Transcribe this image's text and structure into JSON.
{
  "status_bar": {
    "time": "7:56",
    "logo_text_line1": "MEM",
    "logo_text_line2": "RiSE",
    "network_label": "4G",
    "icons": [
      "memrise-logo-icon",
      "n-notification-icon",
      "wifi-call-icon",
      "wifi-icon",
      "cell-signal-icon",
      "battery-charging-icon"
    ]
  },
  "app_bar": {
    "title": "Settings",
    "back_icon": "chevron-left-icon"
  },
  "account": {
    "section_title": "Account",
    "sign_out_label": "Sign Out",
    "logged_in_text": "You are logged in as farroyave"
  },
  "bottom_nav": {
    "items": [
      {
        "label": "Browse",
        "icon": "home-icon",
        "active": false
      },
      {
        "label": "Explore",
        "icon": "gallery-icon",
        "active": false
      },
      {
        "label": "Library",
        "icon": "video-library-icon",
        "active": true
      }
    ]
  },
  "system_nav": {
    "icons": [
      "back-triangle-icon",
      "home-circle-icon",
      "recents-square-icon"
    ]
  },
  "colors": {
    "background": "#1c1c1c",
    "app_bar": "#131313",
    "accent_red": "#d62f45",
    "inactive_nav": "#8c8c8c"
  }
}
++++++
### Instruction
Take the entries above and transcribe them in full.

### The solution
Transcribe this image's text and structure into JSON.
{
  "status_bar": {
    "time": "7:56",
    "logo_text_line1": "MEM",
    "logo_text_line2": "RiSE",
    "network_label": "4G",
    "icons": [
      "memrise-logo-icon",
      "n-notification-icon",
      "wifi-call-icon",
      "wifi-icon",
      "cell-signal-icon",
      "battery-charging-icon"
    ]
  },
  "app_bar": {
    "title": "Settings",
    "back_icon": "chevron-left-icon"
  },
  "account": {
    "section_title": "Account",
    "sign_out_label": "Sign Out",
    "logged_in_text": "You are logged in as farroyave"
  },
  "bottom_nav": {
    "items": [
      {
        "label": "Browse",
        "icon": "home-icon",
        "active": false
      },
      {
        "label": "Explore",
        "icon": "gallery-icon",
        "active": false
      },
      {
        "label": "Library",
        "icon": "video-library-icon",
        "active": true
      }
    ]
  },
  "system_nav": {
    "icons": [
      "back-triangle-icon",
      "home-circle-icon",
      "recents-square-icon"
    ]
  },
  "colors": {
    "background": "#1c1c1c",
    "app_bar": "#131313",
    "accent_red": "#d62f45",
    "inactive_nav": "#8c8c8c"
  }
}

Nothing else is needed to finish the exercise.